Every line of the data must be copied exactly.

[begin Task material]

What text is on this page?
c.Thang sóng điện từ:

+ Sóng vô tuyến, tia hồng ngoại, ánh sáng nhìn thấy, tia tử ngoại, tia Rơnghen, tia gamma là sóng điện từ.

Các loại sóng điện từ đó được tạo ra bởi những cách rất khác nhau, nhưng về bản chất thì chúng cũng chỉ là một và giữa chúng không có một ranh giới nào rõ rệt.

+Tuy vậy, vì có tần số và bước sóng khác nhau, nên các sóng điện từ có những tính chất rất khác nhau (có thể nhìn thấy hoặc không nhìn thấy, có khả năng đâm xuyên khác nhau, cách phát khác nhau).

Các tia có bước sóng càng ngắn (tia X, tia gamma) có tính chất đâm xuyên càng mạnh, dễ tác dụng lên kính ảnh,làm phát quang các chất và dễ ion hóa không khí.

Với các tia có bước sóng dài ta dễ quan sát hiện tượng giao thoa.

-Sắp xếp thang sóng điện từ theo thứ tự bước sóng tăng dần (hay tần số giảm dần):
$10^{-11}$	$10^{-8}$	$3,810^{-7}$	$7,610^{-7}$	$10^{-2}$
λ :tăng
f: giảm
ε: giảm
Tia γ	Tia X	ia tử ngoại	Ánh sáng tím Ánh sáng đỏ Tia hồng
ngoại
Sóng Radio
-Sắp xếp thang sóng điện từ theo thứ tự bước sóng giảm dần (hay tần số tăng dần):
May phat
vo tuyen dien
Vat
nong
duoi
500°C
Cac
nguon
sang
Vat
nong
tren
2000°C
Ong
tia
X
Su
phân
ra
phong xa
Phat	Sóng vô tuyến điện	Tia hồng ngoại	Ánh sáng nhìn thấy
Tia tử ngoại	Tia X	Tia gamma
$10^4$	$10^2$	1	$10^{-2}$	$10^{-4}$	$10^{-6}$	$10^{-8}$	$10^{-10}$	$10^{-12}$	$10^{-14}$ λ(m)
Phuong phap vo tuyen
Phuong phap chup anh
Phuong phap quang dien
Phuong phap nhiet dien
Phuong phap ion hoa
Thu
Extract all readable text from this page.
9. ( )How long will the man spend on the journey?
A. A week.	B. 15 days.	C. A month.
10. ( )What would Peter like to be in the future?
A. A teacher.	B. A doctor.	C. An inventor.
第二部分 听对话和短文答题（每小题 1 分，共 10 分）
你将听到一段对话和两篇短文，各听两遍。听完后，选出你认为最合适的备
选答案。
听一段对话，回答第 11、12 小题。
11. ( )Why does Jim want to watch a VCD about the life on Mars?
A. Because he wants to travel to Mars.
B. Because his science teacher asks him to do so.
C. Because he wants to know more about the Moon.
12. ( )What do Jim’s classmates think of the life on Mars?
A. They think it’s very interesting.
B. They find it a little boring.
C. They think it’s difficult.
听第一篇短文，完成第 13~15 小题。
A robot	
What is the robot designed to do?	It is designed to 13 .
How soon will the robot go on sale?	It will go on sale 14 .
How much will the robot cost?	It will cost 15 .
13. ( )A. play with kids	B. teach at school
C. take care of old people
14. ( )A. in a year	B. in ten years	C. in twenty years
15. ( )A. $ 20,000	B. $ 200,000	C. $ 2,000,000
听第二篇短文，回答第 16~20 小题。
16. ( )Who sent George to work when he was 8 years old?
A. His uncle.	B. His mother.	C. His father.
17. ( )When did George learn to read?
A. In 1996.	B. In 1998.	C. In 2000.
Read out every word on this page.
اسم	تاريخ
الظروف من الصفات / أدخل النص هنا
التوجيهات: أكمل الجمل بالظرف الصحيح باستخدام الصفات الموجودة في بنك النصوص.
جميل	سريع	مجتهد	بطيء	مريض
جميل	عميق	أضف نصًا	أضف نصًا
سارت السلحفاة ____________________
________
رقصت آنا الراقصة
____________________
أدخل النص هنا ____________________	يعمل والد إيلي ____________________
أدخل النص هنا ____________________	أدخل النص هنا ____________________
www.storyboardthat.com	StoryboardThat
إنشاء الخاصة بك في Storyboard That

[end Task material]

Task output:
What text is on this page?
c.Thang sóng điện từ:

+ Sóng vô tuyến, tia hồng ngoại, ánh sáng nhìn thấy, tia tử ngoại, tia Rơnghen, tia gamma là sóng điện từ.

Các loại sóng điện từ đó được tạo ra bởi những cách rất khác nhau, nhưng về bản chất thì chúng cũng chỉ là một và giữa chúng không có một ranh giới nào rõ rệt.

+Tuy vậy, vì có tần số và bước sóng khác nhau, nên các sóng điện từ có những tính chất rất khác nhau (có thể nhìn thấy hoặc không nhìn thấy, có khả năng đâm xuyên khác nhau, cách phát khác nhau).

Các tia có bước sóng càng ngắn (tia X, tia gamma) có tính chất đâm xuyên càng mạnh, dễ tác dụng lên kính ảnh,làm phát quang các chất và dễ ion hóa không khí.

Với các tia có bước sóng dài ta dễ quan sát hiện tượng giao thoa.

-Sắp xếp thang sóng điện từ theo thứ tự bước sóng tăng dần (hay tần số giảm dần):
$10^{-11}$	$10^{-8}$	$3,810^{-7}$	$7,610^{-7}$	$10^{-2}$
λ :tăng
f: giảm
ε: giảm
Tia γ	Tia X	ia tử ngoại	Ánh sáng tím Ánh sáng đỏ Tia hồng
ngoại
Sóng Radio
-Sắp xếp thang sóng điện từ theo thứ tự bước sóng giảm dần (hay tần số tăng dần):
May phat
vo tuyen dien
Vat
nong
duoi
500°C
Cac
nguon
sang
Vat
nong
tren
2000°C
Ong
tia
X
Su
phân
ra
phong xa
Phat	Sóng vô tuyến điện	Tia hồng ngoại	Ánh sáng nhìn thấy
Tia tử ngoại	Tia X	Tia gamma
$10^4$	$10^2$	1	$10^{-2}$	$10^{-4}$	$10^{-6}$	$10^{-8}$	$10^{-10}$	$10^{-12}$	$10^{-14}$ λ(m)
Phuong phap vo tuyen
Phuong phap chup anh
Phuong phap quang dien
Phuong phap nhiet dien
Phuong phap ion hoa
Thu
Extract all readable text from this page.
9. ( )How long will the man spend on the journey?
A. A week.	B. 15 days.	C. A month.
10. ( )What would Peter like to be in the future?
A. A teacher.	B. A doctor.	C. An inventor.
第二部分 听对话和短文答题（每小题 1 分，共 10 分）
你将听到一段对话和两篇短文，各听两遍。听完后，选出你认为最合适的备
选答案。
听一段对话，回答第 11、12 小题。
11. ( )Why does Jim want to watch a VCD about the life on Mars?
A. Because he wants to travel to Mars.
B. Because his science teacher asks him to do so.
C. Because he wants to know more about the Moon.
12. ( )What do Jim’s classmates think of the life on Mars?
A. They think it’s very interesting.
B. They find it a little boring.
C. They think it’s difficult.
听第一篇短文，完成第 13~15 小题。
A robot	
What is the robot designed to do?	It is designed to 13 .
How soon will the robot go on sale?	It will go on sale 14 .
How much will the robot cost?	It will cost 15 .
13. ( )A. play with kids	B. teach at school
C. take care of old people
14. ( )A. in a year	B. in ten years	C. in twenty years
15. ( )A. $ 20,000	B. $ 200,000	C. $ 2,000,000
听第二篇短文，回答第 16~20 小题。
16. ( )Who sent George to work when he was 8 years old?
A. His uncle.	B. His mother.	C. His father.
17. ( )When did George learn to read?
A. In 1996.	B. In 1998.	C. In 2000.
Read out every word on this page.
اسم	تاريخ
الظروف من الصفات / أدخل النص هنا
التوجيهات: أكمل الجمل بالظرف الصحيح باستخدام الصفات الموجودة في بنك النصوص.
جميل	سريع	مجتهد	بطيء	مريض
جميل	عميق	أضف نصًا	أضف نصًا
سارت السلحفاة ____________________
________
رقصت آنا الراقصة
____________________
أدخل النص هنا ____________________	يعمل والد إيلي ____________________
أدخل النص هنا ____________________	أدخل النص هنا ____________________
www.storyboardthat.com	StoryboardThat
إنشاء الخاصة بك في Storyboard That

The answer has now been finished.